What to do -> In the entries below, find the lines that contain the word "title" and copy them.

The data ->
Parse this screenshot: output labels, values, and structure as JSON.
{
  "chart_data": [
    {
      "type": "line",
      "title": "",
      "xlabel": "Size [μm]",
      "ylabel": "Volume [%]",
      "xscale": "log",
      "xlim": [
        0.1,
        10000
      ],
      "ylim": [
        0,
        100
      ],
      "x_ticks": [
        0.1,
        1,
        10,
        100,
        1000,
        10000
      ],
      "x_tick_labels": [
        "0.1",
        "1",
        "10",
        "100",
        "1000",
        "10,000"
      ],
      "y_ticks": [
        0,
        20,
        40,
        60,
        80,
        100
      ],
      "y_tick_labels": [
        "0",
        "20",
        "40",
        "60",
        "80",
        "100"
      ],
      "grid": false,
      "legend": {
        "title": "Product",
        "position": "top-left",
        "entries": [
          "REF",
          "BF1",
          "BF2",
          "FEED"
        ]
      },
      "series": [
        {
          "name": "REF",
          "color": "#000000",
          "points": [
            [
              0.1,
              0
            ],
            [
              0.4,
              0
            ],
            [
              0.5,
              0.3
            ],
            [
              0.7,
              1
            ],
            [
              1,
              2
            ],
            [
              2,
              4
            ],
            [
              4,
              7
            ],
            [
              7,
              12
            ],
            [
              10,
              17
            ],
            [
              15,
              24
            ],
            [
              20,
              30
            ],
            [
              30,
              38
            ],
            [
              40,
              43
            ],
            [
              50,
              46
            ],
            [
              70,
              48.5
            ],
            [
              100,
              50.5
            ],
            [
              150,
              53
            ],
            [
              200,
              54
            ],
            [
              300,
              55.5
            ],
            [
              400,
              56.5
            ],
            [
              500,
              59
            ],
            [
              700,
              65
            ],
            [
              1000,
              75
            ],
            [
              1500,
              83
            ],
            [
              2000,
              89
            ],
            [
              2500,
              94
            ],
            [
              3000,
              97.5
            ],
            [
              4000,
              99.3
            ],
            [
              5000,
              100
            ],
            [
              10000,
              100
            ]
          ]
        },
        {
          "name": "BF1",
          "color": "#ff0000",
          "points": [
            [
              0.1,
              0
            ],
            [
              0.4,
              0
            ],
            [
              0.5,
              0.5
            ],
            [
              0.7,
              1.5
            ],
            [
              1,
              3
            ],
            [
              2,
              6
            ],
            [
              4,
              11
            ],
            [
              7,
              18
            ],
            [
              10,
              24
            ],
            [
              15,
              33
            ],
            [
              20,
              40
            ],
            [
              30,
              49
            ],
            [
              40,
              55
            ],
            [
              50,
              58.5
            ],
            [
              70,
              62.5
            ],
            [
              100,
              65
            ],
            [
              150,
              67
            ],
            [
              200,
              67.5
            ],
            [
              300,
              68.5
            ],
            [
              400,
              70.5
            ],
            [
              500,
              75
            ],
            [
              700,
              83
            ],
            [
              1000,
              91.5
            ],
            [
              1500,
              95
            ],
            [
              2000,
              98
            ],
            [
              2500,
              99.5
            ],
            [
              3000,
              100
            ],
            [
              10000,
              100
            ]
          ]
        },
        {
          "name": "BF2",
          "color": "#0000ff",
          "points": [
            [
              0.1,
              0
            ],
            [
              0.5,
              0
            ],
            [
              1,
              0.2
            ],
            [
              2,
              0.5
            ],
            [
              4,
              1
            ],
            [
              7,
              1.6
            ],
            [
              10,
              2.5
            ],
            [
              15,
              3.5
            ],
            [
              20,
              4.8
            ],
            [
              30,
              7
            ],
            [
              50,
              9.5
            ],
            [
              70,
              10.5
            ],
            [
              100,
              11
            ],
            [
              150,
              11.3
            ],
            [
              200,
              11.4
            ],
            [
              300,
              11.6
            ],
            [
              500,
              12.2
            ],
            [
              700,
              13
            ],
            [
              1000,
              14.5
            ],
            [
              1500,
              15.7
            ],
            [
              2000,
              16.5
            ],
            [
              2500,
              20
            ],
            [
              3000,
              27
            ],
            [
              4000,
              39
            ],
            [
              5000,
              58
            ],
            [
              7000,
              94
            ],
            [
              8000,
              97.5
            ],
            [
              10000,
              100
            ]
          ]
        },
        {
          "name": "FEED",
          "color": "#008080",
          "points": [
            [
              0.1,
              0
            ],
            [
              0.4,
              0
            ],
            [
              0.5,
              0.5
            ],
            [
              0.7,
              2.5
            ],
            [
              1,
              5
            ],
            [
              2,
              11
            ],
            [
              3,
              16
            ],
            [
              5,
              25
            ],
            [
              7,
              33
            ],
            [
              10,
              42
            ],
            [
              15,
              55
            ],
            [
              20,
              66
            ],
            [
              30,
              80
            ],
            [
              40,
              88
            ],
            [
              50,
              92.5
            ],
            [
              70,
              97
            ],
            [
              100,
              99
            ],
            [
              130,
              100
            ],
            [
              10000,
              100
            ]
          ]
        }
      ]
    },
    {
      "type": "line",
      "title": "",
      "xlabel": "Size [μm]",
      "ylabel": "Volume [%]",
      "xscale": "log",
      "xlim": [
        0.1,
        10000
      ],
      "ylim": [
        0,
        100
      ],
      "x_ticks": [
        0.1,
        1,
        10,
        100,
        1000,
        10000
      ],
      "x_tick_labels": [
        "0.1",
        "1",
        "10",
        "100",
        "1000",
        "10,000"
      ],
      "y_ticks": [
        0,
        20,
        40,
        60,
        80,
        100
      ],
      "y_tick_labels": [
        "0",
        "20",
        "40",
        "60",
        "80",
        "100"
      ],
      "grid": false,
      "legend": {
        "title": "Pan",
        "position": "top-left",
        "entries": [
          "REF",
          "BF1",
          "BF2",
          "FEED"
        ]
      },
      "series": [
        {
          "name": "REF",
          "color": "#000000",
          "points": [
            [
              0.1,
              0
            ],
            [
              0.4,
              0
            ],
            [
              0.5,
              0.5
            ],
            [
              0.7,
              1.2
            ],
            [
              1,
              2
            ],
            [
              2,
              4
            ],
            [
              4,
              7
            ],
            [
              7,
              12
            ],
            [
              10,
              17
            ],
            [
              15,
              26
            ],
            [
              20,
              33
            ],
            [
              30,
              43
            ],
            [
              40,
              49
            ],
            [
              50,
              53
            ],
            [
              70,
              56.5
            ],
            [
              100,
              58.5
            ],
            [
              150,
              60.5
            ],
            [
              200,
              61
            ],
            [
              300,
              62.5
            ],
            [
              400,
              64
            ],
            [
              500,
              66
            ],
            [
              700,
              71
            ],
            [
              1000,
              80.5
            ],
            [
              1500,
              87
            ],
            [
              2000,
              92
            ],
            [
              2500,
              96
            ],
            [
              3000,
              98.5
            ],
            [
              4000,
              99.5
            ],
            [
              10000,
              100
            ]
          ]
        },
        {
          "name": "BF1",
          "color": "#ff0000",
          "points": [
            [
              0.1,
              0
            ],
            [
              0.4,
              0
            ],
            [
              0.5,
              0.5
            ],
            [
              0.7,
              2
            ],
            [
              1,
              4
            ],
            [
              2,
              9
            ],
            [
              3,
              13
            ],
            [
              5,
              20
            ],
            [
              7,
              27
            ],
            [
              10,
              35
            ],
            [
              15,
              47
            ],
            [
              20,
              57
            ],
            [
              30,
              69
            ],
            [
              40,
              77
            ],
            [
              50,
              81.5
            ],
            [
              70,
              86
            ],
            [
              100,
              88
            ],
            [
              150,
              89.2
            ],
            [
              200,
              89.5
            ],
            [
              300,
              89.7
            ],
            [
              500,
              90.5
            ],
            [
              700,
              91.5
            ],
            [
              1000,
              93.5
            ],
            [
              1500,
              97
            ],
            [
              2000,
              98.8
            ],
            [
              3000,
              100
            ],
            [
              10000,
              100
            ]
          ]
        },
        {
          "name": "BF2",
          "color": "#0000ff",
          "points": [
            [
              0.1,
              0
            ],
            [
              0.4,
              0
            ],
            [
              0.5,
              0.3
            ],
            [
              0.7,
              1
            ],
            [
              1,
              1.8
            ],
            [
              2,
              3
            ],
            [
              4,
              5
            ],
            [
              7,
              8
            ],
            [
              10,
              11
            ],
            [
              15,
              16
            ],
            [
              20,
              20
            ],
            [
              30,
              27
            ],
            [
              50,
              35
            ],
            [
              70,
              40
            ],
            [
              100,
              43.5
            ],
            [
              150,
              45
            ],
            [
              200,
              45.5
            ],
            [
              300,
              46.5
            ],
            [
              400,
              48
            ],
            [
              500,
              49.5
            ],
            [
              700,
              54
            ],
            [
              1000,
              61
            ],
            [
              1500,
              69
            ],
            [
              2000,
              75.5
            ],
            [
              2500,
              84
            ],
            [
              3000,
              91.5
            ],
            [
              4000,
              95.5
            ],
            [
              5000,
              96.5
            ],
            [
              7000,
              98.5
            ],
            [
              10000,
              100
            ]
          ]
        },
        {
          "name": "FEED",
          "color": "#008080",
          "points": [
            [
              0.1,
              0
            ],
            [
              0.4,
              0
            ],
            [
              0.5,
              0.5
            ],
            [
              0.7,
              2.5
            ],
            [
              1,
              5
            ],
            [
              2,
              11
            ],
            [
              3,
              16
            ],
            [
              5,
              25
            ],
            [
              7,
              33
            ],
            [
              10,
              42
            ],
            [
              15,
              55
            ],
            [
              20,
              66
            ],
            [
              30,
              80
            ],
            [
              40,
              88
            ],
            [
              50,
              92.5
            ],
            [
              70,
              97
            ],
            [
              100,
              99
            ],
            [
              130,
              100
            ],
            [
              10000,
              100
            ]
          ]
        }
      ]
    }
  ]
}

Task answer ->
      "title": "",
        "title": "Product",
      "title": "",
        "title": "Pan",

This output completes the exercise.